··· PROVIDED DATA
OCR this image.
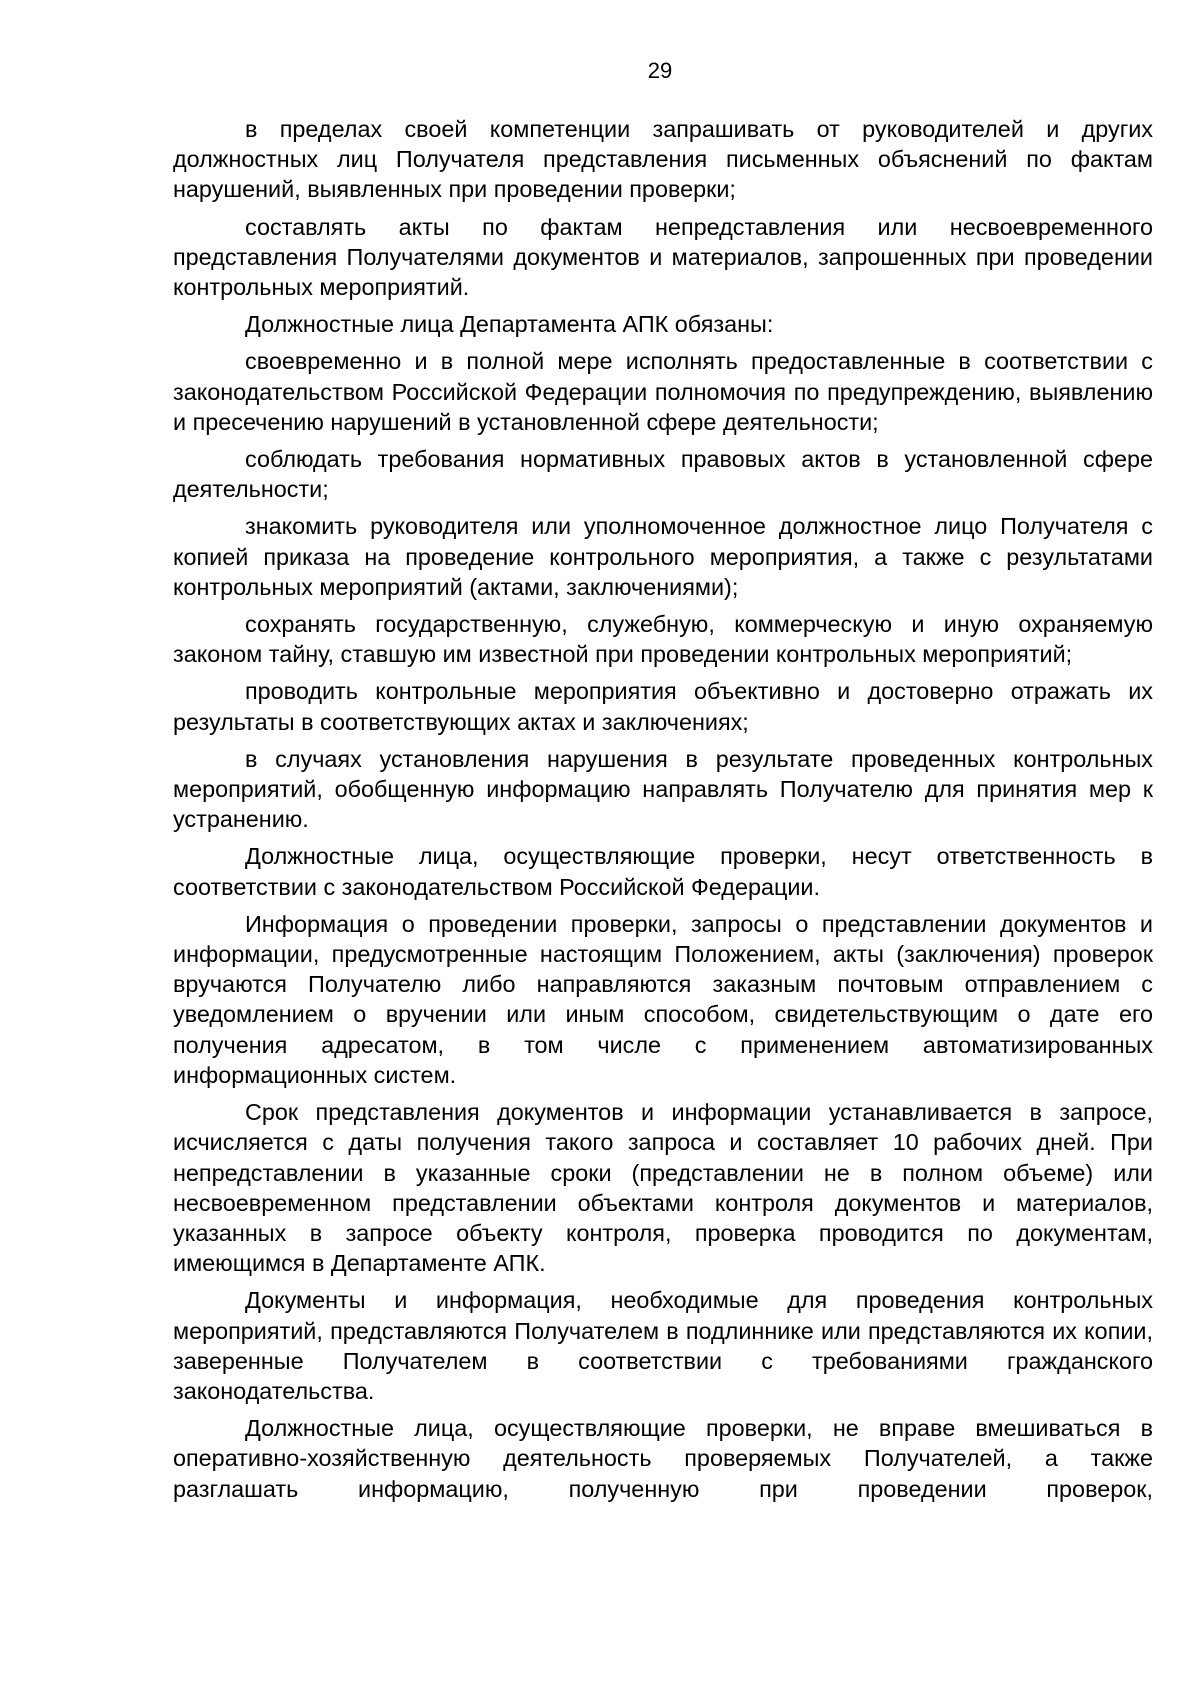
29

в пределах своей компетенции запрашивать от руководителей и других должностных лиц Получателя представления письменных объяснений по фактам нарушений, выявленных при проведении проверки;

составлять акты по фактам непредставления или несвоевременного представления Получателями документов и материалов, запрошенных при проведении контрольных мероприятий.

Должностные лица Департамента АПК обязаны:

своевременно и в полной мере исполнять предоставленные в соответствии с законодательством Российской Федерации полномочия по предупреждению, выявлению и пресечению нарушений в установленной сфере деятельности;

соблюдать требования нормативных правовых актов в установленной сфере деятельности;

знакомить руководителя или уполномоченное должностное лицо Получателя с копией приказа на проведение контрольного мероприятия, а также с результатами контрольных мероприятий (актами, заключениями);

сохранять государственную, служебную, коммерческую и иную охраняемую законом тайну, ставшую им известной при проведении контрольных мероприятий;

проводить контрольные мероприятия объективно и достоверно отражать их результаты в соответствующих актах и заключениях;

в случаях установления нарушения в результате проведенных контрольных мероприятий, обобщенную информацию направлять Получателю для принятия мер к устранению.

Должностные лица, осуществляющие проверки, несут ответственность в соответствии с законодательством Российской Федерации.

Информация о проведении проверки, запросы о представлении документов и информации, предусмотренные настоящим Положением, акты (заключения) проверок вручаются Получателю либо направляются заказным почтовым отправлением с уведомлением о вручении или иным способом, свидетельствующим о дате его получения адресатом, в том числе с применением автоматизированных информационных систем.

Срок представления документов и информации устанавливается в запросе, исчисляется с даты получения такого запроса и составляет 10 рабочих дней. При непредставлении в указанные сроки (представлении не в полном объеме) или несвоевременном представлении объектами контроля документов и материалов, указанных в запросе объекту контроля, проверка проводится по документам, имеющимся в Департаменте АПК.

Документы и информация, необходимые для проведения контрольных мероприятий, представляются Получателем в подлиннике или представляются их копии, заверенные Получателем в соответствии с требованиями гражданского законодательства.

Должностные лица, осуществляющие проверки, не вправе вмешиваться в оперативно-хозяйственную деятельность проверяемых Получателей, а также разглашать информацию, полученную при проведении проверок,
······
AIM: Count the lines above that contain the word "установленной", and give only that number.

TASK RESPONSE: 2